Problem to solve — Duplicate the lines in the listing from the line with "Patent image size: (1155, 1020)." to the line with "The magnetic trolley 4 is at (322, 512).", including both of those lines.

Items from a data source
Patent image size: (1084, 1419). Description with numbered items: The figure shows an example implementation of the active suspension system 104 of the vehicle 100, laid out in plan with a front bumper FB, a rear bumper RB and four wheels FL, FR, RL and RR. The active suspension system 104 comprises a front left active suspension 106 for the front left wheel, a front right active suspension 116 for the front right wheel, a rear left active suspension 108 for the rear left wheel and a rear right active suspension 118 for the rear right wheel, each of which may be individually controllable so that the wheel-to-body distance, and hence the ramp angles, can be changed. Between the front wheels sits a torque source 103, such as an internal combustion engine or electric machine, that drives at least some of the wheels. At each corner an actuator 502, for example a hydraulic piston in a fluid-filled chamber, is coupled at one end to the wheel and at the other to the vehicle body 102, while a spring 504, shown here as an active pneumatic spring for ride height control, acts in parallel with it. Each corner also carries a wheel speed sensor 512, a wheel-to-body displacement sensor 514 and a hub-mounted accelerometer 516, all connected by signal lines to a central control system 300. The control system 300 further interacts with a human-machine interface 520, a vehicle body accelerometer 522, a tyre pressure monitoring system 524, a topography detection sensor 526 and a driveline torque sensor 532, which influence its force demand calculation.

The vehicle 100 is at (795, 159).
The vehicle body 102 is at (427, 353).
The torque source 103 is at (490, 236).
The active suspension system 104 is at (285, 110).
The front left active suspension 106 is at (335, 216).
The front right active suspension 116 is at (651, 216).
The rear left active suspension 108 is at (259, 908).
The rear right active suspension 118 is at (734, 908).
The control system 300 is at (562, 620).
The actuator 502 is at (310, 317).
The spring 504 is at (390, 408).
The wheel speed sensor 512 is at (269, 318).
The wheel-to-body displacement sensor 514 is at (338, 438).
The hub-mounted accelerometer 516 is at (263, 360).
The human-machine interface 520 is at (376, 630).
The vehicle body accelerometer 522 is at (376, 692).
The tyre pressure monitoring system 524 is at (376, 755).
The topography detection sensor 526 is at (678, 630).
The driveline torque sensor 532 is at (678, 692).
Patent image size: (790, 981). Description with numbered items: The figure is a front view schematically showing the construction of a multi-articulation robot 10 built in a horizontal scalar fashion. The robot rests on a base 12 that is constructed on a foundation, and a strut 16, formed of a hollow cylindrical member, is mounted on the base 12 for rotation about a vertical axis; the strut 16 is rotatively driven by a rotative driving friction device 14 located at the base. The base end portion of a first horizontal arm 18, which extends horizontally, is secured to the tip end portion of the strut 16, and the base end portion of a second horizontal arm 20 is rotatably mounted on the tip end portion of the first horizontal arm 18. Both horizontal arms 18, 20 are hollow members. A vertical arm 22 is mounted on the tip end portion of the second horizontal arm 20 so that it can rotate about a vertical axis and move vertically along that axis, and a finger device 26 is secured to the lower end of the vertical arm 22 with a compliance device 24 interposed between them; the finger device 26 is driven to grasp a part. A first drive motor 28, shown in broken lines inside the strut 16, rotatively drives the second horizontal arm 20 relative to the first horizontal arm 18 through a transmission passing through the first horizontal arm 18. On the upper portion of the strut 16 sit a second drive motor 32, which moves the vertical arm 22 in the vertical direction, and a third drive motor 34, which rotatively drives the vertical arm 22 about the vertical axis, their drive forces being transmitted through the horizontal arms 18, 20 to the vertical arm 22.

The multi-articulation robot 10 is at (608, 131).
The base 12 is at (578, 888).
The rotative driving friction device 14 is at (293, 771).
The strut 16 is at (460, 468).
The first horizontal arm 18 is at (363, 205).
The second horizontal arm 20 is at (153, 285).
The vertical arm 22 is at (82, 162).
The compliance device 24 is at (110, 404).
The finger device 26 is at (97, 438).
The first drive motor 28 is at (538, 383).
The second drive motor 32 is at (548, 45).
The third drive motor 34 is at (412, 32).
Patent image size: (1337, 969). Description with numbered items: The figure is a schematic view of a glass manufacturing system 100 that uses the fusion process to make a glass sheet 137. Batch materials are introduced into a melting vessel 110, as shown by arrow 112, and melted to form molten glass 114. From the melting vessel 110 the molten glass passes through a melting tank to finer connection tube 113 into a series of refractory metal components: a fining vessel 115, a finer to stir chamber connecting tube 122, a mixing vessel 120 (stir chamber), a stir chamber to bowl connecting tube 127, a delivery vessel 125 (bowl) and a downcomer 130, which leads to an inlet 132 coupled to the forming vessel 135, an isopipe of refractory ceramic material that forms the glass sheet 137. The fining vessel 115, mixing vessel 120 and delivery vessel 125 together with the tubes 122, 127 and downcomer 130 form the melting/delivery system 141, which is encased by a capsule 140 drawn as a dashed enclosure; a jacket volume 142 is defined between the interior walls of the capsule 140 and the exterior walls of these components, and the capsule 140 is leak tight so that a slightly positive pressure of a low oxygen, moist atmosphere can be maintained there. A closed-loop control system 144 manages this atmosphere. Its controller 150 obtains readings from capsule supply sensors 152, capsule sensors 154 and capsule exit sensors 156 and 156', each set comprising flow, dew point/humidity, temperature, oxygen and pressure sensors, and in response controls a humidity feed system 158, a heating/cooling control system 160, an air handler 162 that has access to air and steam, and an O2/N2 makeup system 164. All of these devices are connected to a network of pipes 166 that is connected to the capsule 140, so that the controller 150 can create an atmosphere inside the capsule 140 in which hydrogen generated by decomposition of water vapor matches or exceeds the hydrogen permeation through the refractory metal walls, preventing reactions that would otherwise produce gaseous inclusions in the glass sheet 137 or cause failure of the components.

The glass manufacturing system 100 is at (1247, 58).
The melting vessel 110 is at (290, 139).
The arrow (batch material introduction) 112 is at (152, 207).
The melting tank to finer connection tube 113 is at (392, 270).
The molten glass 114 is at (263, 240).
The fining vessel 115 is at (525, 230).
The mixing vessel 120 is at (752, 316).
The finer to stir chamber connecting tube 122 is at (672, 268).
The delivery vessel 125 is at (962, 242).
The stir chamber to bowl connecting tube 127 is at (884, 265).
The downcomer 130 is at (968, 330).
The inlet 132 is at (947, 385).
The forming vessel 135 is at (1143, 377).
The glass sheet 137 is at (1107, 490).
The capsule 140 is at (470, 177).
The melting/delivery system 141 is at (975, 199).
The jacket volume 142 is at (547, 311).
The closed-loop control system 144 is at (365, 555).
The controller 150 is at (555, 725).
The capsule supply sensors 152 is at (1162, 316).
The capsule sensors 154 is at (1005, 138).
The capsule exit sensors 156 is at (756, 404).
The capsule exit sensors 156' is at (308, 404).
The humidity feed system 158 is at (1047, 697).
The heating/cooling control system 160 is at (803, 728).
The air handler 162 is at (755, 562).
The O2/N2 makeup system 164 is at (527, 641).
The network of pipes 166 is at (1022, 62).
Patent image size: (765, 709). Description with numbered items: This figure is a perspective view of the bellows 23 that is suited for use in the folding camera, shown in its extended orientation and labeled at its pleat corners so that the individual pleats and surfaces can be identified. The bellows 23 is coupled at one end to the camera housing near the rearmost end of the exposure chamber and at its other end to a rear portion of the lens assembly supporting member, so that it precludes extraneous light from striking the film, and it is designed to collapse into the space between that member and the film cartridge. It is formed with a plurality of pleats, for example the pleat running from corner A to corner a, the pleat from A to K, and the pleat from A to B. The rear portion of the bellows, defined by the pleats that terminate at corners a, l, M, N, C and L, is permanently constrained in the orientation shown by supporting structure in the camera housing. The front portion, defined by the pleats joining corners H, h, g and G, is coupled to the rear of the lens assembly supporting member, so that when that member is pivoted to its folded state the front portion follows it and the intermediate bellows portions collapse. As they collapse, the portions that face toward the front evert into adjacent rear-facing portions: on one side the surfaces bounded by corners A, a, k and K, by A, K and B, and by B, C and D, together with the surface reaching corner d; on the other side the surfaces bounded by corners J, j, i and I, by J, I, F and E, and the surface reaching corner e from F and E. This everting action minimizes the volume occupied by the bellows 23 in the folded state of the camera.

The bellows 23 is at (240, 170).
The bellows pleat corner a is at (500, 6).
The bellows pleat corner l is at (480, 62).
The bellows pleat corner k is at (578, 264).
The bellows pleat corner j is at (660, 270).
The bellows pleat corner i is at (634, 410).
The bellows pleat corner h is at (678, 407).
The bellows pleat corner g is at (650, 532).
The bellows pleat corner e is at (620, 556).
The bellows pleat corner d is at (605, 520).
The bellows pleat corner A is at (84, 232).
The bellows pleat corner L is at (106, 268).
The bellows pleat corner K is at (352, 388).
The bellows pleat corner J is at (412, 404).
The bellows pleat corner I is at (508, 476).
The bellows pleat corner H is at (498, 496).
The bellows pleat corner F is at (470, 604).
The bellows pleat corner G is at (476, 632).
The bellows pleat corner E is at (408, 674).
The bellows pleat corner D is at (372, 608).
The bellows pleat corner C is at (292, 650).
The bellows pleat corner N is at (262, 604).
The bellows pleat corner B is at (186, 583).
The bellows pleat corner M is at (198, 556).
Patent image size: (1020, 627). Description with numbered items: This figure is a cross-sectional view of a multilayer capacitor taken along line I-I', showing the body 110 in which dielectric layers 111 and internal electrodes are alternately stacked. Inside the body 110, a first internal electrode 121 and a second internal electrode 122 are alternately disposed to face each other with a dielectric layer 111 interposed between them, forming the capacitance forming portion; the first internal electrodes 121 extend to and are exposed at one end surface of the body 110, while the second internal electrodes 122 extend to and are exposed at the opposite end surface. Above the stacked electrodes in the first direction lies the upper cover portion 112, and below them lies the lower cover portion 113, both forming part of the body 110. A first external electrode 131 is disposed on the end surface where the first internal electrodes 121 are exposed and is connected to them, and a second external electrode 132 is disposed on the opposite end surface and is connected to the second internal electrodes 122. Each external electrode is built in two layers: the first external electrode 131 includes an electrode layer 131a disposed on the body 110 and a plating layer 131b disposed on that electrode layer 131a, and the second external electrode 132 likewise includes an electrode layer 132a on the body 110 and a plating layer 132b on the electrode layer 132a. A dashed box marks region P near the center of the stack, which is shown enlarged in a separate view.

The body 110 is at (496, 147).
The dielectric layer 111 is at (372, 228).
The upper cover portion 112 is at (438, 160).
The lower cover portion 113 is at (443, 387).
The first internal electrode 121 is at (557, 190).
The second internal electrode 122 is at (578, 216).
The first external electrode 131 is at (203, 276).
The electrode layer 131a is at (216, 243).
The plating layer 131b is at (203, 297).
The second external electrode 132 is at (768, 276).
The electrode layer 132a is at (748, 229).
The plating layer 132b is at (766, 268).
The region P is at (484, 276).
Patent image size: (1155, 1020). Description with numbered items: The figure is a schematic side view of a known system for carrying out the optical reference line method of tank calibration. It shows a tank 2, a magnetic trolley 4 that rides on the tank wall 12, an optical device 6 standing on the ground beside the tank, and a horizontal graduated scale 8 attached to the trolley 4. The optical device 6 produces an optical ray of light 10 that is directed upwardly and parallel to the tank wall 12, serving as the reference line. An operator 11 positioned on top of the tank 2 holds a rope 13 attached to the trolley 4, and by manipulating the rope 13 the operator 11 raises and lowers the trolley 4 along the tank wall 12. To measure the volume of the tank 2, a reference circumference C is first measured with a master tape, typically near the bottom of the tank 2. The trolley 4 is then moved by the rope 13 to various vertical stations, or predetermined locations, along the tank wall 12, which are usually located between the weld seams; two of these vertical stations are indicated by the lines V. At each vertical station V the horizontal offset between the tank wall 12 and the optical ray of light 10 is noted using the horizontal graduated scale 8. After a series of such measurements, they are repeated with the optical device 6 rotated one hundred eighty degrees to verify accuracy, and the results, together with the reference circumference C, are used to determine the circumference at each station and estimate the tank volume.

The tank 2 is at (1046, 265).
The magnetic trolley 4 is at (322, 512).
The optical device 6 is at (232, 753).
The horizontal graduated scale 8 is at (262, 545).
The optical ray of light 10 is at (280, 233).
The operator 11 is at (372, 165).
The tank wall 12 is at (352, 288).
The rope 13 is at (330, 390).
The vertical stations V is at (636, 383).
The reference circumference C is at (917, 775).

The response —
Patent image size: (1155, 1020). Description with numbered items: The figure is a schematic side view of a known system for carrying out the optical reference line method of tank calibration. It shows a tank 2, a magnetic trolley 4 that rides on the tank wall 12, an optical device 6 standing on the ground beside the tank, and a horizontal graduated scale 8 attached to the trolley 4. The optical device 6 produces an optical ray of light 10 that is directed upwardly and parallel to the tank wall 12, serving as the reference line. An operator 11 positioned on top of the tank 2 holds a rope 13 attached to the trolley 4, and by manipulating the rope 13 the operator 11 raises and lowers the trolley 4 along the tank wall 12. To measure the volume of the tank 2, a reference circumference C is first measured with a master tape, typically near the bottom of the tank 2. The trolley 4 is then moved by the rope 13 to various vertical stations, or predetermined locations, along the tank wall 12, which are usually located between the weld seams; two of these vertical stations are indicated by the lines V. At each vertical station V the horizontal offset between the tank wall 12 and the optical ray of light 10 is noted using the horizontal graduated scale 8. After a series of such measurements, they are repeated with the optical device 6 rotated one hundred eighty degrees to verify accuracy, and the results, together with the reference circumference C, are used to determine the circumference at each station and estimate the tank volume.

The tank 2 is at (1046, 265).
The magnetic trolley 4 is at (322, 512).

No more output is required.